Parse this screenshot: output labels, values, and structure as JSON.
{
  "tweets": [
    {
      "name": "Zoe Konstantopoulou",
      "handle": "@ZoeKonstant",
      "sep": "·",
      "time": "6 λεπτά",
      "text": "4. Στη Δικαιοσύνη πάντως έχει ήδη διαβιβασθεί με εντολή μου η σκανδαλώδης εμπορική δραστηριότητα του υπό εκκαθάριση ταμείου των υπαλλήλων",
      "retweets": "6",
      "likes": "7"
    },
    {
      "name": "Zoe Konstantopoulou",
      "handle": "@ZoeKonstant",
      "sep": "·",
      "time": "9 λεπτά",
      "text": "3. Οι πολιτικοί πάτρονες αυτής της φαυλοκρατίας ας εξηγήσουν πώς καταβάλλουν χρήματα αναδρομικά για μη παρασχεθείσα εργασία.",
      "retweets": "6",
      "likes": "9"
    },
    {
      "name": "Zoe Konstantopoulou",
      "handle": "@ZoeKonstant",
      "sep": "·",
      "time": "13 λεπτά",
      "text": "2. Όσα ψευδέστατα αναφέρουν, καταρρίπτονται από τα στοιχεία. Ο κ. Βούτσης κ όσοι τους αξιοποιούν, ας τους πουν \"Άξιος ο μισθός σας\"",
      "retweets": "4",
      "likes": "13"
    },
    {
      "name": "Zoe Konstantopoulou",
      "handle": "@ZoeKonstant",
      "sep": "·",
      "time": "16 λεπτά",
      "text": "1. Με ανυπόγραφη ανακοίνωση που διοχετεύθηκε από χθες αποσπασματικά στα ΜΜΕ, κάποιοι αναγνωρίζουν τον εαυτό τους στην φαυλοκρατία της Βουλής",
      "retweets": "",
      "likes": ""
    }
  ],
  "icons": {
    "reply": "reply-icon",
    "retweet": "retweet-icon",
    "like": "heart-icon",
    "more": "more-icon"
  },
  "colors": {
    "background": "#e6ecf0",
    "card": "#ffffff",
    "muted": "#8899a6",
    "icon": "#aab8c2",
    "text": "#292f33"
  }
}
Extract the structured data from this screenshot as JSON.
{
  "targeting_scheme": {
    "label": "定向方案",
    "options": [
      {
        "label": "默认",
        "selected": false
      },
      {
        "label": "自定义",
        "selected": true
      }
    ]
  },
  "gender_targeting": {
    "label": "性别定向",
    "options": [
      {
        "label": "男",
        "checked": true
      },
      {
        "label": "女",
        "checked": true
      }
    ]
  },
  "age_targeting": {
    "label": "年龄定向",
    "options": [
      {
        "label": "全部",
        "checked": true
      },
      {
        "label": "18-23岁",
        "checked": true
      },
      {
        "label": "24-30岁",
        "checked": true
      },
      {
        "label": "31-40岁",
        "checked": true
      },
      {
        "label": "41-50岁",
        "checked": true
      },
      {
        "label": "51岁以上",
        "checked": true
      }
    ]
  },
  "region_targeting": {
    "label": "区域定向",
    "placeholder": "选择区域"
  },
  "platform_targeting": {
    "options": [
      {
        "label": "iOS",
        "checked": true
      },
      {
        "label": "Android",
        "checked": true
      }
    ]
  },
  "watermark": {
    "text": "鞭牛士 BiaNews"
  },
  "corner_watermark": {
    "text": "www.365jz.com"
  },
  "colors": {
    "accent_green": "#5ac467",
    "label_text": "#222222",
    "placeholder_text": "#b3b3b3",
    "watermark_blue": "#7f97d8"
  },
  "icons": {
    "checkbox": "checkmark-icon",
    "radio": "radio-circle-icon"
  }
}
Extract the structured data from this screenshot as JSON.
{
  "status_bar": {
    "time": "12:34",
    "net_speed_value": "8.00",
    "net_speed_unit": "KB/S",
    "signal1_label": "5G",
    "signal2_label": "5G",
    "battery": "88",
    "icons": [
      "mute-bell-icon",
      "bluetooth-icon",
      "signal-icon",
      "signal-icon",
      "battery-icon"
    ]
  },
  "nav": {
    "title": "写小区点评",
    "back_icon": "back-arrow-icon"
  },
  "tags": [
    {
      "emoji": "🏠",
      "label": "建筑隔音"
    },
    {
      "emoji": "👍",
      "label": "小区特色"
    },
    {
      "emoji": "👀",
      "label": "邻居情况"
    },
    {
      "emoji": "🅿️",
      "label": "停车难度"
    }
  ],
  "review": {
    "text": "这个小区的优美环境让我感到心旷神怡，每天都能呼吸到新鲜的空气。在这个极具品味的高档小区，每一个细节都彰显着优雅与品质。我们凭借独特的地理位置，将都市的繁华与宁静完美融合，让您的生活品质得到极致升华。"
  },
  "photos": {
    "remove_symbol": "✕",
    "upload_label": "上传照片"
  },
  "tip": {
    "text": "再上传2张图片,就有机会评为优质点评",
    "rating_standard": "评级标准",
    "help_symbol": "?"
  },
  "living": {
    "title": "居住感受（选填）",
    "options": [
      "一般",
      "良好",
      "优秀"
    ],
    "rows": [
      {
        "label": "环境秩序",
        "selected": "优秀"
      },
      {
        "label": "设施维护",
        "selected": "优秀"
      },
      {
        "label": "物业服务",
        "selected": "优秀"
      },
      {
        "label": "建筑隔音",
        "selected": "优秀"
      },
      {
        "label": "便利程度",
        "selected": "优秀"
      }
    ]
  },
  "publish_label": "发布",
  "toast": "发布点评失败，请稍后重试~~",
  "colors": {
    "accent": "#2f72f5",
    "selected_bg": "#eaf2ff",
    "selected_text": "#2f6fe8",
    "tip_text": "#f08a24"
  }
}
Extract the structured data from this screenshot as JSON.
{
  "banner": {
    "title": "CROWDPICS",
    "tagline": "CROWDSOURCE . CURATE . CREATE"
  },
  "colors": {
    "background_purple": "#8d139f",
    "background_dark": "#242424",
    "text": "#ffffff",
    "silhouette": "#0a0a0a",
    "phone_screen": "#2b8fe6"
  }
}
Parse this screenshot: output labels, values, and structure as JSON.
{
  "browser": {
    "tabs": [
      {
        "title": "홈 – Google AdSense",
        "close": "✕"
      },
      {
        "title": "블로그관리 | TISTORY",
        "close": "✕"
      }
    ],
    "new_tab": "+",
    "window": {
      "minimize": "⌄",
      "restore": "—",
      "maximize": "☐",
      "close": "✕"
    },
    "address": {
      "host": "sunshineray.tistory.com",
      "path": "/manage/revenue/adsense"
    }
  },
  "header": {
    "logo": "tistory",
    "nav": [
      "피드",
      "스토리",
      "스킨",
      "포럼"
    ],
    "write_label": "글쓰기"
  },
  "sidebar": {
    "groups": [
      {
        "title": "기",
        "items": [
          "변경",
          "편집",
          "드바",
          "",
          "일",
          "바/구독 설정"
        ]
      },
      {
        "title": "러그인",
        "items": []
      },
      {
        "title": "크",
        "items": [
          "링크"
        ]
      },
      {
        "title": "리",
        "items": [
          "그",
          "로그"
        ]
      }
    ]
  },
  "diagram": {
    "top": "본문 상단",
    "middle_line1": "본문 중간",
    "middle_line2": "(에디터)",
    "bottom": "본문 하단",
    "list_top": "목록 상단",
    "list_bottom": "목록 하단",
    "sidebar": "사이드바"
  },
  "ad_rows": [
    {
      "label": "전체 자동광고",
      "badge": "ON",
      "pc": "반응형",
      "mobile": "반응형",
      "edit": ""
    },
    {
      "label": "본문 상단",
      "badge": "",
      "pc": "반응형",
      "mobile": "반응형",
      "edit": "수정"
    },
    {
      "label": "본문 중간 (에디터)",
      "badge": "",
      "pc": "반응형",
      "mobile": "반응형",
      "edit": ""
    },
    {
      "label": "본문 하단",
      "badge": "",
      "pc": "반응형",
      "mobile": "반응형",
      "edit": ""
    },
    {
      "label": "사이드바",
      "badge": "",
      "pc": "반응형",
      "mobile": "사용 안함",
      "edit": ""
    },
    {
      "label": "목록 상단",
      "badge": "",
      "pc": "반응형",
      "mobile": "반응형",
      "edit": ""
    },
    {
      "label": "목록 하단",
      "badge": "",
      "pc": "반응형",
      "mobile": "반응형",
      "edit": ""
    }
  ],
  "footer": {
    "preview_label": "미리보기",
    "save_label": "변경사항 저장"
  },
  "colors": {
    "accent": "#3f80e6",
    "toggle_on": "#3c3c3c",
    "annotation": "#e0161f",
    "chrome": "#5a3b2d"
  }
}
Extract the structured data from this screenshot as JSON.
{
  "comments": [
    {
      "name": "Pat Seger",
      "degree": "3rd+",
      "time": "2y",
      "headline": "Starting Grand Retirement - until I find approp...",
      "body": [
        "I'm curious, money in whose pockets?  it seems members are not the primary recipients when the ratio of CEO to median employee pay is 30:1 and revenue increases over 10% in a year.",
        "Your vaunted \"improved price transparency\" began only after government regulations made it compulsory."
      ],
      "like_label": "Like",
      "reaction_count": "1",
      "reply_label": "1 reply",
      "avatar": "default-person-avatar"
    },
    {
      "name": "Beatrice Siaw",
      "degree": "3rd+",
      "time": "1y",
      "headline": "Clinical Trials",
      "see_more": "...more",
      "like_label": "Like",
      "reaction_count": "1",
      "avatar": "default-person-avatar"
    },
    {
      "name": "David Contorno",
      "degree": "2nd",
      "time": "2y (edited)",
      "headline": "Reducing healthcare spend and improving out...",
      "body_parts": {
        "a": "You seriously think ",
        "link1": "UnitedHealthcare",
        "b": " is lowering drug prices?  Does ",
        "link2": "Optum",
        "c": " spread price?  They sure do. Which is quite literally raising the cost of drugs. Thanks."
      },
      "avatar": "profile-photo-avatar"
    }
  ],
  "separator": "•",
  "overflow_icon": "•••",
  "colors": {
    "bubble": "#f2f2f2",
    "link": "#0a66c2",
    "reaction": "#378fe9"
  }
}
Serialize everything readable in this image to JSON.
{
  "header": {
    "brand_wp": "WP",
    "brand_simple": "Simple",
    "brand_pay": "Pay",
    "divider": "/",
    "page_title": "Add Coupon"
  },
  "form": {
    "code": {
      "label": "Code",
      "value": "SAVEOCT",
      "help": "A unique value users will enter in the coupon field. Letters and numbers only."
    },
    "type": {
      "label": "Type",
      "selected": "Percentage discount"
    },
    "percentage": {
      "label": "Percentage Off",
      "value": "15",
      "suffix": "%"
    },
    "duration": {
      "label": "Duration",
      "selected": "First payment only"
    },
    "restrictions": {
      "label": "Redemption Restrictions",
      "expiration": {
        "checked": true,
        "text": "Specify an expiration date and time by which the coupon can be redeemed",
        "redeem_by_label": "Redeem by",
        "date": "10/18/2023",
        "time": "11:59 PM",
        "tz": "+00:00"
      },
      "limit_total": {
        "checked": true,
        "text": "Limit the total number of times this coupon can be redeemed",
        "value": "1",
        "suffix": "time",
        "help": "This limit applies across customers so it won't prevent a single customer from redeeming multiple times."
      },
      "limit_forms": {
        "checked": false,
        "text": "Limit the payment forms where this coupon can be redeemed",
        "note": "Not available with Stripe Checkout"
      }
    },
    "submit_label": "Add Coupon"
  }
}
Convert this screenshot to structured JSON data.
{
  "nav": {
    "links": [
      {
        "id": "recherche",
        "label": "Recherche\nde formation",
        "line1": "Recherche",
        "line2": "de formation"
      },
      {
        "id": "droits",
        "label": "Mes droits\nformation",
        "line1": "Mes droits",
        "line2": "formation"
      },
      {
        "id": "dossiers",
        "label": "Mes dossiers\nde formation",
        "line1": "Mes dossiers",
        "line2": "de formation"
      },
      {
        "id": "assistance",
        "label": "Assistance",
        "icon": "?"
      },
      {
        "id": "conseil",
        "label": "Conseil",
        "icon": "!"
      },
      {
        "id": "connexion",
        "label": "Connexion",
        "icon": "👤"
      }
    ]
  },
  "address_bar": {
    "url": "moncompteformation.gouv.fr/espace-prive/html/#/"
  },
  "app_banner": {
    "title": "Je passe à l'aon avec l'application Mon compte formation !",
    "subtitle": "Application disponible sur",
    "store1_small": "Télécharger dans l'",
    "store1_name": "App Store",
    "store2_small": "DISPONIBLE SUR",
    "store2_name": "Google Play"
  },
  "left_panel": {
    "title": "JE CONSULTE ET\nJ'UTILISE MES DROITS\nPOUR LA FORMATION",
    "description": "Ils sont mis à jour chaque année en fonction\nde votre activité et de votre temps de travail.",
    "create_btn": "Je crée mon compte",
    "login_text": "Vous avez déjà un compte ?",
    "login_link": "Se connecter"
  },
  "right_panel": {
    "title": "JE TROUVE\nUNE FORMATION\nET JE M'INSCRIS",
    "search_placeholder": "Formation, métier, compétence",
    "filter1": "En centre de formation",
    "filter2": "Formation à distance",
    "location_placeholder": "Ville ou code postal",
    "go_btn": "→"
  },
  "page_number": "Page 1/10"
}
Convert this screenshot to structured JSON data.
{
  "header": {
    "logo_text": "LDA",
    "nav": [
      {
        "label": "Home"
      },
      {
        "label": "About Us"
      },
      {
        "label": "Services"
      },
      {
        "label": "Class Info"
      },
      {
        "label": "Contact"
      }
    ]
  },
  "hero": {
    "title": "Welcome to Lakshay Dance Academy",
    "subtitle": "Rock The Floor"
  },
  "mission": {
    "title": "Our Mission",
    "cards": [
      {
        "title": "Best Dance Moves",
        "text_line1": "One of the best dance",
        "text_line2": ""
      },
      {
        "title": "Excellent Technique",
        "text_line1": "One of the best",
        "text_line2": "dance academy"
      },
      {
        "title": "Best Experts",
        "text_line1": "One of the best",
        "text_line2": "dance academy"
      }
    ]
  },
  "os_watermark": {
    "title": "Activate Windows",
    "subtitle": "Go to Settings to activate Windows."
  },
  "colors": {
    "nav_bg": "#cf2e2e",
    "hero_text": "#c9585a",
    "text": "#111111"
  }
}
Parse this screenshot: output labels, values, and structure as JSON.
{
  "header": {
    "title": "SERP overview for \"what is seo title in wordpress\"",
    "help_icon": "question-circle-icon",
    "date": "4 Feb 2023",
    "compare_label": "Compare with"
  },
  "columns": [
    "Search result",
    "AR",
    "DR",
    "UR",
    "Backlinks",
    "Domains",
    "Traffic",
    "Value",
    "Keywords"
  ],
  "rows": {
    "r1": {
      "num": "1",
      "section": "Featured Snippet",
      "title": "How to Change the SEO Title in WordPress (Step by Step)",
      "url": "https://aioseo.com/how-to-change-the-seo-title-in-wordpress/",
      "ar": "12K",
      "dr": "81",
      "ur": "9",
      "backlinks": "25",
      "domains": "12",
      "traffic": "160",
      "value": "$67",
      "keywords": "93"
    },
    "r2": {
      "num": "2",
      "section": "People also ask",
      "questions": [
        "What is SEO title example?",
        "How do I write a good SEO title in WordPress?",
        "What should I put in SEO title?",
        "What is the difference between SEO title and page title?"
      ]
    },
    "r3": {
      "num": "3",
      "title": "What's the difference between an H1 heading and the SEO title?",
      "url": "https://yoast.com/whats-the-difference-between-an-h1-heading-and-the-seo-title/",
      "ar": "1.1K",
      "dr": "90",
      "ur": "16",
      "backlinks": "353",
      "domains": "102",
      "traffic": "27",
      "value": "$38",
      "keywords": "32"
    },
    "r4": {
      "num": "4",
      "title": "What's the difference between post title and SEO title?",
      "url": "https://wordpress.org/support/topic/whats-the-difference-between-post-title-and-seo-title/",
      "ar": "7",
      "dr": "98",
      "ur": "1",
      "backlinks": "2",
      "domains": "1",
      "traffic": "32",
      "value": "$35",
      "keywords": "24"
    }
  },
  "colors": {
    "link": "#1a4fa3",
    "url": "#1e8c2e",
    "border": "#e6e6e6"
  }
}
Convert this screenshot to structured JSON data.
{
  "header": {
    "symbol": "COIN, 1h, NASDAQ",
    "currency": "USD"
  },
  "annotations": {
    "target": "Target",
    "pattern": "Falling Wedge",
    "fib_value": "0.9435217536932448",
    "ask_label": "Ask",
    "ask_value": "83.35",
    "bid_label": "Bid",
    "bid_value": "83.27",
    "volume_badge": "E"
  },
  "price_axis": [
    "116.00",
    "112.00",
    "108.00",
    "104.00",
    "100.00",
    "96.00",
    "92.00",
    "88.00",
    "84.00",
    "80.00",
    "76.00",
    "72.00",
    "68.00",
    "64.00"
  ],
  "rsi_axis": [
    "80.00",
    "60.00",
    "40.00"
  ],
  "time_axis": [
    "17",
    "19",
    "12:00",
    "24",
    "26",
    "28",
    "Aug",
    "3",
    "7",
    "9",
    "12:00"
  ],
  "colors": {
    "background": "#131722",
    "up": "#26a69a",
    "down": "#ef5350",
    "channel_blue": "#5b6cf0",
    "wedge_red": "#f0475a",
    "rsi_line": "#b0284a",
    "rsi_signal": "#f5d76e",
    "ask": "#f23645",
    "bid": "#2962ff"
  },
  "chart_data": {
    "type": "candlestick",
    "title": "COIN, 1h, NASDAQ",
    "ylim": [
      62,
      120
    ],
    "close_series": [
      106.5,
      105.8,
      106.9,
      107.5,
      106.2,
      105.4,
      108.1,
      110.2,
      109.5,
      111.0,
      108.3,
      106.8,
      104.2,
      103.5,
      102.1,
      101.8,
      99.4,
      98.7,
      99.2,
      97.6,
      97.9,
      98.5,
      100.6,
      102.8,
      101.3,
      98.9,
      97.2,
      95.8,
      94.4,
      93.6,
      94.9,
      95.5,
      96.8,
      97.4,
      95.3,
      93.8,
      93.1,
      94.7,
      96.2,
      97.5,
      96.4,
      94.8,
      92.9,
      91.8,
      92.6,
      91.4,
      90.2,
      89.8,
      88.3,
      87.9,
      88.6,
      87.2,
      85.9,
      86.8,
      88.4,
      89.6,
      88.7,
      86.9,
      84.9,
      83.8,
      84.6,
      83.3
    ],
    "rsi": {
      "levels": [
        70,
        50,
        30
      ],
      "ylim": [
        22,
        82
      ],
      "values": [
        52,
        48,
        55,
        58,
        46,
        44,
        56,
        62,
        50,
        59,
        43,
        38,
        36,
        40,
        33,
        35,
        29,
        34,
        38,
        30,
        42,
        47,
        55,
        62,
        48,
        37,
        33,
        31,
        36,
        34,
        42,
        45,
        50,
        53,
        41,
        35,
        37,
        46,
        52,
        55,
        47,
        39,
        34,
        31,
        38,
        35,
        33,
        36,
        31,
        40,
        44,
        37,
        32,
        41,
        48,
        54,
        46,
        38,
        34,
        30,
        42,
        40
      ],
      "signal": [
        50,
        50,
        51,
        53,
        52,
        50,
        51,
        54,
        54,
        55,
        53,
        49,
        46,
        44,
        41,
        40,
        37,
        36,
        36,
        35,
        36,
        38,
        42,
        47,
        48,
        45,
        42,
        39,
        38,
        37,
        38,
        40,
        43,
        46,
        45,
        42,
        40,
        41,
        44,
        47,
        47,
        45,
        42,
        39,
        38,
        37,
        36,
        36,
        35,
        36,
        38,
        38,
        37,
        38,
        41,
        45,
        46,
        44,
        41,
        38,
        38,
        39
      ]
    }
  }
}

========

Set task
Your task is to gather every line with the word "COIN" and copy it.

Result below
    "symbol": "COIN, 1h, NASDAQ",
    "title": "COIN, 1h, NASDAQ",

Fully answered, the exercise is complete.